Mengacu pada potensi yang dimiliki setiap desa, aktivitas Balkondes juga didasarkan pada kearifan lokal. Inilah yang sesungguhnya menjadi daya tarik, meskipun menjangkau sebagian Balkondes tidaklah mudah.
Balkondes Kenalan, misalnya, terletak di ketinggian lebih dari 400 meter di atas permukaan laut, tepatnya di kaki Pegunungan Menoreh. Boleh jadi, Balkondes ini yang terjauh dari Candi Borobudur. Lokasinya yang terletak 14 kilometer dari Candi Borobudur itu merupakan tanggung jawab sosial atau CSR dari Bank Mandiri. Letaknya dekat perbatasan Kabupaten Kulon Progo, Yogyakarta.
Papan penunjuk yang sangat minim membuat perjalanan menuju ke sana menjadi tidak mudah. Namun, apabila bermalam di balkondes ini, pengunjung akan mendapat suguhan pemandangan matahari terbit di Bukit Gondopuro Wangi dan air terjun Curug Pitulasan.
Di lokasi tersebut, deretan homestay berbentuk rumah joglo berada di perbukitan. Terbayang, mentari terbenam. Tinggal kesunyian dan suara gesekan pepohonan, serta binatang-binatang kecil yang terdengar. Mirip dengan Balkondes Bigaran di desa terdekatnya.
Jatmika mengatakan, “Setiap Balkondes digarap secara berbeda-beda. Tujuannya agar bisa mendongkrak tingkat hunian dan lamanya tinggal di homestay. Selama ini, lamanya tinggal masih menjadi masalah bagi pengelolaan Balkondes.”
Berbagai solusi dicari, termasuk mendorong adanya event-event yang mendatangkan pengunjung. Borobudur Marathon, misalnya, menjadi ajang kegiatan massal yang mendatangkan pengunjung luar biasa. Bahkan, beberapa bulan sebelum lomba lari skala internasional ini, homestay maupun hotel sudah banyak dipesan.
Selain Borobudur Marathon, digelar juga ajang musk jazz yang diberi nama Balkonjazz. Balkondes Tuksongo menjadi lokasi penyelenggaraan Balkonjazz tersebut.
Keunikan homestay di balkondes-balkondes terlihat dari arsitektural bangunannya. Balkondes Tuksongo lebih menyerupai rumah-rumah warga desa. Bangunan sederhana, tetapi dengan sentuhan kemewahan di bagian dalamnya. Balkondes dari CSR Telkom Indonesia itu juga menyediakan fasilitas teknologi infomasi seperti wifi.
Hamdan, staf pengelola Balkondes Tuksongo, mengatakan, “Homestay ini diinspirasi oleh kerajaan Majapahit. Hampir setiap sudut penginapan ini sengaja ditanami pohon buah maja.”

Data Mentah:
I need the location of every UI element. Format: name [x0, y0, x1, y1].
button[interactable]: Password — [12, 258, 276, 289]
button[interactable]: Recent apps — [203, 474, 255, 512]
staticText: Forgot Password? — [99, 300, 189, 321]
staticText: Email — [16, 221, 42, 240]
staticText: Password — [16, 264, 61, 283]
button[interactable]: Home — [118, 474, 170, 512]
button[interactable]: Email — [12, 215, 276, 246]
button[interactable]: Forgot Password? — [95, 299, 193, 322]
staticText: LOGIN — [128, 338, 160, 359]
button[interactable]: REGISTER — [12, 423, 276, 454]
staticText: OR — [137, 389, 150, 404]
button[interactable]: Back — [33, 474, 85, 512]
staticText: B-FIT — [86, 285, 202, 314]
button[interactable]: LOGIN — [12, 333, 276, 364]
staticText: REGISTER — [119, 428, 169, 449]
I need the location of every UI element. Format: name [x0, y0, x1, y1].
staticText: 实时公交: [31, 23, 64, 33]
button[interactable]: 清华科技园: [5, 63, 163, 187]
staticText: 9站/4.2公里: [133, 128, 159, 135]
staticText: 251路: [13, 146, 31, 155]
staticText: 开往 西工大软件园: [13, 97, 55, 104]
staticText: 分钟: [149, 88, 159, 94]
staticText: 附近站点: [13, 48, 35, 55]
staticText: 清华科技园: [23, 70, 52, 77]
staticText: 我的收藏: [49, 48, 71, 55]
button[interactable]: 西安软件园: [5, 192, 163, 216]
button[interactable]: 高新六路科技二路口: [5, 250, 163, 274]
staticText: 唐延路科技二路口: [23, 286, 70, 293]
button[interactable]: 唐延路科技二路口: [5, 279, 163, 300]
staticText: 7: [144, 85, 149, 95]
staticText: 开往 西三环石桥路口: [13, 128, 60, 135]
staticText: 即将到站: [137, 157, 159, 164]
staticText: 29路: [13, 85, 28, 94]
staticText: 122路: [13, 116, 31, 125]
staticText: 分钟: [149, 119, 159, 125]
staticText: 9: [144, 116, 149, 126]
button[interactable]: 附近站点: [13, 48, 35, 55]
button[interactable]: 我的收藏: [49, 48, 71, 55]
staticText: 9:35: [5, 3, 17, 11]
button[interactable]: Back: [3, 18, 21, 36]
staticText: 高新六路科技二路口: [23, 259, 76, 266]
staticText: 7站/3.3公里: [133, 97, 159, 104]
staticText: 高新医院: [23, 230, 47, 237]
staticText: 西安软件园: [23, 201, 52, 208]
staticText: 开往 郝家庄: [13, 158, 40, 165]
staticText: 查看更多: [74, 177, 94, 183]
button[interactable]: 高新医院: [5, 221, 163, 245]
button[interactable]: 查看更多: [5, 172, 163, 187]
--
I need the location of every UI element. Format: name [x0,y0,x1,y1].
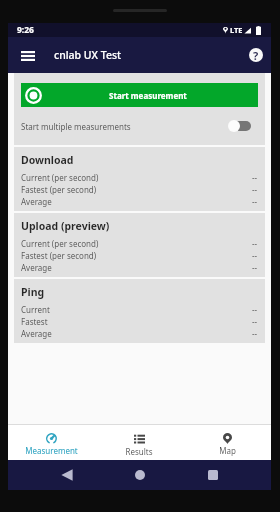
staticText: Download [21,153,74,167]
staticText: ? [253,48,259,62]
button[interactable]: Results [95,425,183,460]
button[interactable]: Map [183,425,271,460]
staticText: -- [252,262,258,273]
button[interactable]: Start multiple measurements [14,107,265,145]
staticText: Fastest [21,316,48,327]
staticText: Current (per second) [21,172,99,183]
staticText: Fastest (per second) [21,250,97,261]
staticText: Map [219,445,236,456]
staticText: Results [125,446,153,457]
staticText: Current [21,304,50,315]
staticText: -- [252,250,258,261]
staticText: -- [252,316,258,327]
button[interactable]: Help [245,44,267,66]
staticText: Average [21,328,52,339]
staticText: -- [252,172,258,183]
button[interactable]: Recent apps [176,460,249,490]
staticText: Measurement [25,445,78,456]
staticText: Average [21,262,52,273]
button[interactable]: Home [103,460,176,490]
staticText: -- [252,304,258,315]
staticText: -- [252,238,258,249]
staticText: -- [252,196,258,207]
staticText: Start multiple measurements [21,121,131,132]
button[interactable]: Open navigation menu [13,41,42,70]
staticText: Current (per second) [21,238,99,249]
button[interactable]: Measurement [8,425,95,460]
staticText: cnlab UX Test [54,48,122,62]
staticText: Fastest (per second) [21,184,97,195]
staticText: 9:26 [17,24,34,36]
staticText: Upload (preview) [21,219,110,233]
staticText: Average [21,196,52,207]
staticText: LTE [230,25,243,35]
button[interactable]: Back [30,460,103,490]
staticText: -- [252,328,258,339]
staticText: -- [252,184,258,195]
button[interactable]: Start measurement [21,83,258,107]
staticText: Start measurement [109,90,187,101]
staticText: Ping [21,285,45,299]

Tugas Dikerjakan:
Tolong sambung teks tentang Balkondes mulai dari bagian tempat teks itu berhenti. Baris-baris data tersebut merupakan bahan tersendiri yang terpisah dari teks tentang Balkondes.

Jawaban Latihan:
Panorama alam yang mengitari Balkondes ini bukan hanya pegunungan, tetapi juga keberadaan sawah dan kebun, seperti kebun tembakau. Bangunan khas dan panorama pedesaan menghadirkan tema “kembali ke desa” di Balkondes ini. Apalagi, kata Hamdan, warga desa juga dilibatkan dalam menyajikan kuliner khas desa, seperti oseng-oseng, mi lethek, kue ongol, cenolan, dan sebagainya.
Tak jauh dari Candi Borobudur, Balkondes Borobudur di Desa Borobudur boleh dibilang menjadi pilot project CSR BUMN. Proyek percontohan Balkondes ini kini juga memiliki homestay dengan pemandangan pepohonan jati. Memanfaatkan kayu-kayu desa setempat, sebanyak 23 unit penginapan itu memiliki tiga tipe kamar sesuai kebutuhan, mulai dari single, couple hingga family.
Arsitektur bangunannya tetap menunjukkan bentuk rumah panggung. Kontur bilik-bilik kayu dipertahankan sebagai gambaran rumah pedesaan yang mirip rumah warga pedesaan. Penginapan ini relatif tidak terlampau jauh dengan rumah warga desa setempat.
Dari penelusuran Kompas, kekhasan bangunan joglo sangat mendominasi, seperti juga terlihat dari Balkondes Candirejo, Ngadiharjo, Wanurejo, Wringin Putih, Karanganyar, Karangrejo, Majaksingi, Tanjungsari, Bigaran, Bumiharjo, Kebonsari, Ngargogondo, dan Giri Tengah. Sementara, Balkondes Saka Pitu (Tegal Arum) lebih mengedepankan arsitektural homestay yang berbeda dan terkesan modern dan Balkondes Kembang Limus menyajikan arsitektural Balkondes yang alami dengan perpaduan material bambu dan jerami.
Jatmika tak menampik bahwa arsitektural bangunan modern, seperti Balkondes Saka Pitu di Desa Tegal Arum yang didukung Angkasa Pura II, justru menjadi homestay yang paling happening alias menakjubkan. Bagi masyarakat Jawa, bangunan berbentuk joglo sudah biasa dikenal dan dimiliki masyarakat. Justru, Balkondes Saka Pitu memberikan sentuhan lain.
“Enggak heran, bangunan yang sangat happening membuat okupansinya sangat tinggi. Padahal, posisinya di ujung, sekitar 4 kilometer dari Candi Borobudur. Bangunannya berkualitas bagus, compact dan tidak terlalu ribet. Bahkan, orang bilangnya, Balkondes Saka Pitu sangat kekininan dan instagramable,” kata Jatmika.
BUMN menyadari, tidaklah mudah merealisasikan bangunan joglo, antara lain joglo Pesisiran dan Kudusan, sebagai kekhasan setiap balkondes. Selain sulit, membutuhkan waktu lama dan biaya sangat tinggi. Joglo Kudusan saja, minimal mencapai lebih dari Rp 1 miliar per unit. Biaya perawatannya pun akan sangat tinggi. Sedangkan, masyarakat dinilai belum terbiasa merawatnya.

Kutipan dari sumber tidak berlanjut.